(Collected data)
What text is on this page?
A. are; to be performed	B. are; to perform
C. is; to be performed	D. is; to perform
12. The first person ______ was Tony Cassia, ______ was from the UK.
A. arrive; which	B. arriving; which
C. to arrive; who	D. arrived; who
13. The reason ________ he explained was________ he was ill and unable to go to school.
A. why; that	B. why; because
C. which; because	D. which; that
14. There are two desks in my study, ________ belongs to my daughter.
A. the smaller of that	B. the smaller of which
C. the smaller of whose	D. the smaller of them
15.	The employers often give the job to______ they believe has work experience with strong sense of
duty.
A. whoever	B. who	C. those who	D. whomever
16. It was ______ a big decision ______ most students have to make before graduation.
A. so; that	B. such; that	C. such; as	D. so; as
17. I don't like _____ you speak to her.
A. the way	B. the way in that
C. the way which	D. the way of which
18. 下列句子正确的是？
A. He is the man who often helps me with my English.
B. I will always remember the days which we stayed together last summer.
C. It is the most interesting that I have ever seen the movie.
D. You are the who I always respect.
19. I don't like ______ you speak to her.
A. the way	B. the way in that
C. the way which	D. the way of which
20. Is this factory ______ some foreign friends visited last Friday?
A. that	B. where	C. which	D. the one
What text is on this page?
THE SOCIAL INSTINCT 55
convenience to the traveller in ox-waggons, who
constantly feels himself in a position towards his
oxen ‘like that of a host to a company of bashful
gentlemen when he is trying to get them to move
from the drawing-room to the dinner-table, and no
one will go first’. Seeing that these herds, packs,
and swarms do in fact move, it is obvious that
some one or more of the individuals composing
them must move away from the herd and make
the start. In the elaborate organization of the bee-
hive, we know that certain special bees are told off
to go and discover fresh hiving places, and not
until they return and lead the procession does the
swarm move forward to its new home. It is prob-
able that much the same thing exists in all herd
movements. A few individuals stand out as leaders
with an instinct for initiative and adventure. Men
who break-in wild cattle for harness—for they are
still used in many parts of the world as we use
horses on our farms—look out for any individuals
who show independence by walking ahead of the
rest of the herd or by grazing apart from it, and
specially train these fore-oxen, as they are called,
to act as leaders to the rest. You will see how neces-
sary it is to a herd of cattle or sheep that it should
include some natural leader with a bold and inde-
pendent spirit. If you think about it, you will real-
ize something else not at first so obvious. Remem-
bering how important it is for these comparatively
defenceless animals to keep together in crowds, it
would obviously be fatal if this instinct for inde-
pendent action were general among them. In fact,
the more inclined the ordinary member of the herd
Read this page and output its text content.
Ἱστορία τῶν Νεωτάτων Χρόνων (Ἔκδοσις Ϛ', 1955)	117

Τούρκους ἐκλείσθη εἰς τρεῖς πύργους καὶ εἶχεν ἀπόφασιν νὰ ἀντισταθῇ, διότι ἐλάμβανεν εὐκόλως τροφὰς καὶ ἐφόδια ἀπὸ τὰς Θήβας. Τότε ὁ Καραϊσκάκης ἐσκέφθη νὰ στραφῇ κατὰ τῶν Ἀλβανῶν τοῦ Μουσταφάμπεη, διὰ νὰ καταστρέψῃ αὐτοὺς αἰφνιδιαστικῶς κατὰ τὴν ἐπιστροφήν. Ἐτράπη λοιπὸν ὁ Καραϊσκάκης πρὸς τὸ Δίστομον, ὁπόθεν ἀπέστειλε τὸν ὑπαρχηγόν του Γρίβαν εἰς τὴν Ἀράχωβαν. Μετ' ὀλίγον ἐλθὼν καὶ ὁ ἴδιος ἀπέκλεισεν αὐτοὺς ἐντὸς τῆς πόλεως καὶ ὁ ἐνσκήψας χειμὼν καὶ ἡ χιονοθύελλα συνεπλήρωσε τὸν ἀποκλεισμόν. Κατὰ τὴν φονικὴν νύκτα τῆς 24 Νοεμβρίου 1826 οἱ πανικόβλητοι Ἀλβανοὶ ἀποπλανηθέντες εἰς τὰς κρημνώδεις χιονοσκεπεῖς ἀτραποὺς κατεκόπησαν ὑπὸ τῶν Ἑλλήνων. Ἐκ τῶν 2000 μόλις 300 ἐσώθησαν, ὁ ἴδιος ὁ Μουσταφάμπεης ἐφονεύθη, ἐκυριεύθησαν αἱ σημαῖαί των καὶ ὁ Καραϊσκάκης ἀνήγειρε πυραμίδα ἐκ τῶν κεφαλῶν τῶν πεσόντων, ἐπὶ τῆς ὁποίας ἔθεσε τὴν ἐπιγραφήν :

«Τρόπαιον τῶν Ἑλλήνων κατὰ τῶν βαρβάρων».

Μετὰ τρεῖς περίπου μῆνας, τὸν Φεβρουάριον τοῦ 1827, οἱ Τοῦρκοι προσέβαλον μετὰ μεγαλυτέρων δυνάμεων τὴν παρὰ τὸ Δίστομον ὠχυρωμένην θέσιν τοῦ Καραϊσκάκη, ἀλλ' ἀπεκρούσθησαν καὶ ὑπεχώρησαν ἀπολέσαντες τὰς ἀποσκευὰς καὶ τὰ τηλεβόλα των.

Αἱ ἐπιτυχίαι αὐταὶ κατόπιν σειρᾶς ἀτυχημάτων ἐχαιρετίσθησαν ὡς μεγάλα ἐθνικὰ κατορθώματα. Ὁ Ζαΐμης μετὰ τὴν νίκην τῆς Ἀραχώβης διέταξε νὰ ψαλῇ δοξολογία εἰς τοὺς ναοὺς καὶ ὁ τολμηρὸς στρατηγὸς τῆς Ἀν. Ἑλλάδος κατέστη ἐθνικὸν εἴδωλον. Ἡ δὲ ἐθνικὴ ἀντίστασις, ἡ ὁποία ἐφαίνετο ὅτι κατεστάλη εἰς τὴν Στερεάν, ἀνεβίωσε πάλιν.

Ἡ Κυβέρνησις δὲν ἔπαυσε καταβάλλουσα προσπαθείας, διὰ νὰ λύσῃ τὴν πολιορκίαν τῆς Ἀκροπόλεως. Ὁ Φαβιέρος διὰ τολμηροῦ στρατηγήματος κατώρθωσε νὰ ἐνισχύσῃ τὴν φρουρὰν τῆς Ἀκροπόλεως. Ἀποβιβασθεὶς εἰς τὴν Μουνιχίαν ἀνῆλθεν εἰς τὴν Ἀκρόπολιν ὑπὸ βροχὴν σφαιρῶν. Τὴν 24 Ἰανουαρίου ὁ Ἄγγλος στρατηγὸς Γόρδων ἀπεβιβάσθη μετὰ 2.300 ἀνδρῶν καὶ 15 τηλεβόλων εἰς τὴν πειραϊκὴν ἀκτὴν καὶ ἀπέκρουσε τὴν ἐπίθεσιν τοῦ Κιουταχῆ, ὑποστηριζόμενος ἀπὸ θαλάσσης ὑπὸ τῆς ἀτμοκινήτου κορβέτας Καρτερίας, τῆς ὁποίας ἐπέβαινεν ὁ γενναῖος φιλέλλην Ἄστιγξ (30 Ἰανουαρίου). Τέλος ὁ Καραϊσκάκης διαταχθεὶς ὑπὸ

• [GIVEN INSTRUCTION]: Extract every line above exactly as it stands.

• [CORRECT RESULT]:
What text is on this page?
A. are; to be performed	B. are; to perform
C. is; to be performed	D. is; to perform
12. The first person ______ was Tony Cassia, ______ was from the UK.
A. arrive; which	B. arriving; which
C. to arrive; who	D. arrived; who
13. The reason ________ he explained was________ he was ill and unable to go to school.
A. why; that	B. why; because
C. which; because	D. which; that
14. There are two desks in my study, ________ belongs to my daughter.
A. the smaller of that	B. the smaller of which
C. the smaller of whose	D. the smaller of them
15.	The employers often give the job to______ they believe has work experience with strong sense of
duty.
A. whoever	B. who	C. those who	D. whomever
16. It was ______ a big decision ______ most students have to make before graduation.
A. so; that	B. such; that	C. such; as	D. so; as
17. I don't like _____ you speak to her.
A. the way	B. the way in that
C. the way which	D. the way of which
18. 下列句子正确的是？
A. He is the man who often helps me with my English.
B. I will always remember the days which we stayed together last summer.
C. It is the most interesting that I have ever seen the movie.
D. You are the who I always respect.
19. I don't like ______ you speak to her.
A. the way	B. the way in that
C. the way which	D. the way of which
20. Is this factory ______ some foreign friends visited last Friday?
A. that	B. where	C. which	D. the one
What text is on this page?
THE SOCIAL INSTINCT 55
convenience to the traveller in ox-waggons, who
constantly feels himself in a position towards his
oxen ‘like that of a host to a company of bashful
gentlemen when he is trying to get them to move
from the drawing-room to the dinner-table, and no
one will go first’. Seeing that these herds, packs,
and swarms do in fact move, it is obvious that
some one or more of the individuals composing
them must move away from the herd and make
the start. In the elaborate organization of the bee-
hive, we know that certain special bees are told off
to go and discover fresh hiving places, and not
until they return and lead the procession does the
swarm move forward to its new home. It is prob-
able that much the same thing exists in all herd
movements. A few individuals stand out as leaders
with an instinct for initiative and adventure. Men
who break-in wild cattle for harness—for they are
still used in many parts of the world as we use
horses on our farms—look out for any individuals
who show independence by walking ahead of the
rest of the herd or by grazing apart from it, and
specially train these fore-oxen, as they are called,
to act as leaders to the rest. You will see how neces-
sary it is to a herd of cattle or sheep that it should
include some natural leader with a bold and inde-
pendent spirit. If you think about it, you will real-
ize something else not at first so obvious. Remem-
bering how important it is for these comparatively
defenceless animals to keep together in crowds, it
would obviously be fatal if this instinct for inde-
pendent action were general among them. In fact,
the more inclined the ordinary member of the herd
Read this page and output its text content.
Ἱστορία τῶν Νεωτάτων Χρόνων (Ἔκδοσις Ϛ', 1955)	117

Τούρκους ἐκλείσθη εἰς τρεῖς πύργους καὶ εἶχεν ἀπόφασιν νὰ ἀντισταθῇ, διότι ἐλάμβανεν εὐκόλως τροφὰς καὶ ἐφόδια ἀπὸ τὰς Θήβας. Τότε ὁ Καραϊσκάκης ἐσκέφθη νὰ στραφῇ κατὰ τῶν Ἀλβανῶν τοῦ Μουσταφάμπεη, διὰ νὰ καταστρέψῃ αὐτοὺς αἰφνιδιαστικῶς κατὰ τὴν ἐπιστροφήν. Ἐτράπη λοιπὸν ὁ Καραϊσκάκης πρὸς τὸ Δίστομον, ὁπόθεν ἀπέστειλε τὸν ὑπαρχηγόν του Γρίβαν εἰς τὴν Ἀράχωβαν. Μετ' ὀλίγον ἐλθὼν καὶ ὁ ἴδιος ἀπέκλεισεν αὐτοὺς ἐντὸς τῆς πόλεως καὶ ὁ ἐνσκήψας χειμὼν καὶ ἡ χιονοθύελλα συνεπλήρωσε τὸν ἀποκλεισμόν. Κατὰ τὴν φονικὴν νύκτα τῆς 24 Νοεμβρίου 1826 οἱ πανικόβλητοι Ἀλβανοὶ ἀποπλανηθέντες εἰς τὰς κρημνώδεις χιονοσκεπεῖς ἀτραποὺς κατεκόπησαν ὑπὸ τῶν Ἑλλήνων. Ἐκ τῶν 2000 μόλις 300 ἐσώθησαν, ὁ ἴδιος ὁ Μουσταφάμπεης ἐφονεύθη, ἐκυριεύθησαν αἱ σημαῖαί των καὶ ὁ Καραϊσκάκης ἀνήγειρε πυραμίδα ἐκ τῶν κεφαλῶν τῶν πεσόντων, ἐπὶ τῆς ὁποίας ἔθεσε τὴν ἐπιγραφήν :

«Τρόπαιον τῶν Ἑλλήνων κατὰ τῶν βαρβάρων».

Μετὰ τρεῖς περίπου μῆνας, τὸν Φεβρουάριον τοῦ 1827, οἱ Τοῦρκοι προσέβαλον μετὰ μεγαλυτέρων δυνάμεων τὴν παρὰ τὸ Δίστομον ὠχυρωμένην θέσιν τοῦ Καραϊσκάκη, ἀλλ' ἀπεκρούσθησαν καὶ ὑπεχώρησαν ἀπολέσαντες τὰς ἀποσκευὰς καὶ τὰ τηλεβόλα των.

Αἱ ἐπιτυχίαι αὐταὶ κατόπιν σειρᾶς ἀτυχημάτων ἐχαιρετίσθησαν ὡς μεγάλα ἐθνικὰ κατορθώματα. Ὁ Ζαΐμης μετὰ τὴν νίκην τῆς Ἀραχώβης διέταξε νὰ ψαλῇ δοξολογία εἰς τοὺς ναοὺς καὶ ὁ τολμηρὸς στρατηγὸς τῆς Ἀν. Ἑλλάδος κατέστη ἐθνικὸν εἴδωλον. Ἡ δὲ ἐθνικὴ ἀντίστασις, ἡ ὁποία ἐφαίνετο ὅτι κατεστάλη εἰς τὴν Στερεάν, ἀνεβίωσε πάλιν.

Ἡ Κυβέρνησις δὲν ἔπαυσε καταβάλλουσα προσπαθείας, διὰ νὰ λύσῃ τὴν πολιορκίαν τῆς Ἀκροπόλεως. Ὁ Φαβιέρος διὰ τολμηροῦ στρατηγήματος κατώρθωσε νὰ ἐνισχύσῃ τὴν φρουρὰν τῆς Ἀκροπόλεως. Ἀποβιβασθεὶς εἰς τὴν Μουνιχίαν ἀνῆλθεν εἰς τὴν Ἀκρόπολιν ὑπὸ βροχὴν σφαιρῶν. Τὴν 24 Ἰανουαρίου ὁ Ἄγγλος στρατηγὸς Γόρδων ἀπεβιβάσθη μετὰ 2.300 ἀνδρῶν καὶ 15 τηλεβόλων εἰς τὴν πειραϊκὴν ἀκτὴν καὶ ἀπέκρουσε τὴν ἐπίθεσιν τοῦ Κιουταχῆ, ὑποστηριζόμενος ἀπὸ θαλάσσης ὑπὸ τῆς ἀτμοκινήτου κορβέτας Καρτερίας, τῆς ὁποίας ἐπέβαινεν ὁ γενναῖος φιλέλλην Ἄστιγξ (30 Ἰανουαρίου). Τέλος ὁ Καραϊσκάκης διαταχθεὶς ὑπὸ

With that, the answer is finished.